• [Goal]: Restate the entries below verbatim.
##########
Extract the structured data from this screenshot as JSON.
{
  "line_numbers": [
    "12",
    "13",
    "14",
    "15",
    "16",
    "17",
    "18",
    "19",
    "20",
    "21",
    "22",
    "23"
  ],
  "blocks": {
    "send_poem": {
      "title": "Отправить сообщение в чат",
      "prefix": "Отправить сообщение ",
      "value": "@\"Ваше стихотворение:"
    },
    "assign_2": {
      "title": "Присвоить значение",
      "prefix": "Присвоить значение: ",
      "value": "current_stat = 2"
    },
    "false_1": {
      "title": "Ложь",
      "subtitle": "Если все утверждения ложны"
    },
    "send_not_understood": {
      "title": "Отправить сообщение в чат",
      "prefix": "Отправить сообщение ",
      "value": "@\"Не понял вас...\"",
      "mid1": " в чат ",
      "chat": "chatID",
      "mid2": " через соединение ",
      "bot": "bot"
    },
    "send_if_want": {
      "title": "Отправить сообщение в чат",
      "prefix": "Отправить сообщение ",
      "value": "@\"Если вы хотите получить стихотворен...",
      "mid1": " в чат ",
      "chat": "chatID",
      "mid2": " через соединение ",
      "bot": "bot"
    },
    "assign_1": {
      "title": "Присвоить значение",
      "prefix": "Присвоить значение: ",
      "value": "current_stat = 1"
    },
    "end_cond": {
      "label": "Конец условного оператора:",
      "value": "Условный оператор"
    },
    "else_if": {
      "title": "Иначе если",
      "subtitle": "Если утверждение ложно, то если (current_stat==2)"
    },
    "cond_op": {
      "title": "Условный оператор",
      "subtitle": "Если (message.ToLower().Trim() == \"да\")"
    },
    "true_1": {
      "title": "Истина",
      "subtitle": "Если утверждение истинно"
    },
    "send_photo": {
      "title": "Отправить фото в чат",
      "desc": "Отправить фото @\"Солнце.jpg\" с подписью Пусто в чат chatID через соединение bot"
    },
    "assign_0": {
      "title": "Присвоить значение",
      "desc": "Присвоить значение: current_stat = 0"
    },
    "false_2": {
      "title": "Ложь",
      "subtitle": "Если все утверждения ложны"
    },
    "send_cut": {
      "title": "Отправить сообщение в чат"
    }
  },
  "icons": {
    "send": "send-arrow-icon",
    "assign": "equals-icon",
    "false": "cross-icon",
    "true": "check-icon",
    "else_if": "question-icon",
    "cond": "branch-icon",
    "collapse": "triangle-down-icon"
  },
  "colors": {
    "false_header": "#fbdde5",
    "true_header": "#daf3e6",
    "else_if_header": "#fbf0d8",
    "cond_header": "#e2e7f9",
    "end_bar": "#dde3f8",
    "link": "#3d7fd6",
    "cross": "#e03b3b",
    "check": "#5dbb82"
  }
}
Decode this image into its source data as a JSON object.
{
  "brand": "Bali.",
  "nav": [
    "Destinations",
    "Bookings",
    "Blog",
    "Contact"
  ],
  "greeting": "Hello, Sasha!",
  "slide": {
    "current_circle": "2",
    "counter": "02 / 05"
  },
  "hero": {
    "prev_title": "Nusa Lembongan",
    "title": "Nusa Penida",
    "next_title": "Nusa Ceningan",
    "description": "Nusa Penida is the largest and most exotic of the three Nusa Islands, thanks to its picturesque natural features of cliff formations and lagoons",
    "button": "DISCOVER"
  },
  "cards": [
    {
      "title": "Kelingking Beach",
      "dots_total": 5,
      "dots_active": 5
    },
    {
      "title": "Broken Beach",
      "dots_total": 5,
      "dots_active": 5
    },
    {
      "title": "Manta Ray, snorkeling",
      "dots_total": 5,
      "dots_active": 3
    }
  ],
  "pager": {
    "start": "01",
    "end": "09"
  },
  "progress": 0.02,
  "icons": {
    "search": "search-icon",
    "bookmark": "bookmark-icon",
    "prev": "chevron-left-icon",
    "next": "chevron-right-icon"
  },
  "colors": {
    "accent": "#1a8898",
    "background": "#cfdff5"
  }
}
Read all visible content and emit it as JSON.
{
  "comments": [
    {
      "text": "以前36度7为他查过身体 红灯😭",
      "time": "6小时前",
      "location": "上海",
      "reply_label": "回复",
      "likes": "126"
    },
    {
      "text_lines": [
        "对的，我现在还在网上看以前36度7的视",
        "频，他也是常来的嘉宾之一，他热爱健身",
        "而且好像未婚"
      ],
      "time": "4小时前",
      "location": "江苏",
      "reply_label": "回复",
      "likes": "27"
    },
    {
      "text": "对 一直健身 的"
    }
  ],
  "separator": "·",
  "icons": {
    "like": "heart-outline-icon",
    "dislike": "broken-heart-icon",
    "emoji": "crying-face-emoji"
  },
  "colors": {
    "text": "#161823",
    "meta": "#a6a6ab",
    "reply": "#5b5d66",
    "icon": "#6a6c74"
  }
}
##########
• [Result of this task]:
Extract the structured data from this screenshot as JSON.
{
  "line_numbers": [
    "12",
    "13",
    "14",
    "15",
    "16",
    "17",
    "18",
    "19",
    "20",
    "21",
    "22",
    "23"
  ],
  "blocks": {
    "send_poem": {
      "title": "Отправить сообщение в чат",
      "prefix": "Отправить сообщение ",
      "value": "@\"Ваше стихотворение:"
    },
    "assign_2": {
      "title": "Присвоить значение",
      "prefix": "Присвоить значение: ",
      "value": "current_stat = 2"
    },
    "false_1": {
      "title": "Ложь",
      "subtitle": "Если все утверждения ложны"
    },
    "send_not_understood": {
      "title": "Отправить сообщение в чат",
      "prefix": "Отправить сообщение ",
      "value": "@\"Не понял вас...\"",
      "mid1": " в чат ",
      "chat": "chatID",
      "mid2": " через соединение ",
      "bot": "bot"
    },
    "send_if_want": {
      "title": "Отправить сообщение в чат",
      "prefix": "Отправить сообщение ",
      "value": "@\"Если вы хотите получить стихотворен...",
      "mid1": " в чат ",
      "chat": "chatID",
      "mid2": " через соединение ",
      "bot": "bot"
    },
    "assign_1": {
      "title": "Присвоить значение",
      "prefix": "Присвоить значение: ",
      "value": "current_stat = 1"
    },
    "end_cond": {
      "label": "Конец условного оператора:",
      "value": "Условный оператор"
    },
    "else_if": {
      "title": "Иначе если",
      "subtitle": "Если утверждение ложно, то если (current_stat==2)"
    },
    "cond_op": {
      "title": "Условный оператор",
      "subtitle": "Если (message.ToLower().Trim() == \"да\")"
    },
    "true_1": {
      "title": "Истина",
      "subtitle": "Если утверждение истинно"
    },
    "send_photo": {
      "title": "Отправить фото в чат",
      "desc": "Отправить фото @\"Солнце.jpg\" с подписью Пусто в чат chatID через соединение bot"
    },
    "assign_0": {
      "title": "Присвоить значение",
      "desc": "Присвоить значение: current_stat = 0"
    },
    "false_2": {
      "title": "Ложь",
      "subtitle": "Если все утверждения ложны"
    },
    "send_cut": {
      "title": "Отправить сообщение в чат"
    }
  },
  "icons": {
    "send": "send-arrow-icon",
    "assign": "equals-icon",
    "false": "cross-icon",
    "true": "check-icon",
    "else_if": "question-icon",
    "cond": "branch-icon",
    "collapse": "triangle-down-icon"
  },
  "colors": {
    "false_header": "#fbdde5",
    "true_header": "#daf3e6",
    "else_if_header": "#fbf0d8",
    "cond_header": "#e2e7f9",
    "end_bar": "#dde3f8",
    "link": "#3d7fd6",
    "cross": "#e03b3b",
    "check": "#5dbb82"
  }
}
Decode this image into its source data as a JSON object.
{
  "brand": "Bali.",
  "nav": [
    "Destinations",
    "Bookings",
    "Blog",
    "Contact"
  ],
  "greeting": "Hello, Sasha!",
  "slide": {
    "current_circle": "2",
    "counter": "02 / 05"
  },
  "hero": {
    "prev_title": "Nusa Lembongan",
    "title": "Nusa Penida",
    "next_title": "Nusa Ceningan",
    "description": "Nusa Penida is the largest and most exotic of the three Nusa Islands, thanks to its picturesque natural features of cliff formations and lagoons",
    "button": "DISCOVER"
  },
  "cards": [
    {
      "title": "Kelingking Beach",
      "dots_total": 5,
      "dots_active": 5
    },
    {
      "title": "Broken Beach",
      "dots_total": 5,
      "dots_active": 5
    },
    {
      "title": "Manta Ray, snorkeling",
      "dots_total": 5,
      "dots_active": 3
    }
  ],
  "pager": {
    "start": "01",
    "end": "09"
  },
  "progress": 0.02,
  "icons": {
    "search": "search-icon",
    "bookmark": "bookmark-icon",
    "prev": "chevron-left-icon",
    "next": "chevron-right-icon"
  },
  "colors": {
    "accent": "#1a8898",
    "background": "#cfdff5"
  }
}
Read all visible content and emit it as JSON.
{
  "comments": [
    {
      "text": "以前36度7为他查过身体 红灯😭",
      "time": "6小时前",
      "location": "上海",
      "reply_label": "回复",
      "likes": "126"
    },
    {
      "text_lines": [
        "对的，我现在还在网上看以前36度7的视",
        "频，他也是常来的嘉宾之一，他热爱健身",
        "而且好像未婚"
      ],
      "time": "4小时前",
      "location": "江苏",
      "reply_label": "回复",
      "likes": "27"
    },
    {
      "text": "对 一直健身 的"
    }
  ],
  "separator": "·",
  "icons": {
    "like": "heart-outline-icon",
    "dislike": "broken-heart-icon",
    "emoji": "crying-face-emoji"
  },
  "colors": {
    "text": "#161823",
    "meta": "#a6a6ab",
    "reply": "#5b5d66",
    "icon": "#6a6c74"
  }
}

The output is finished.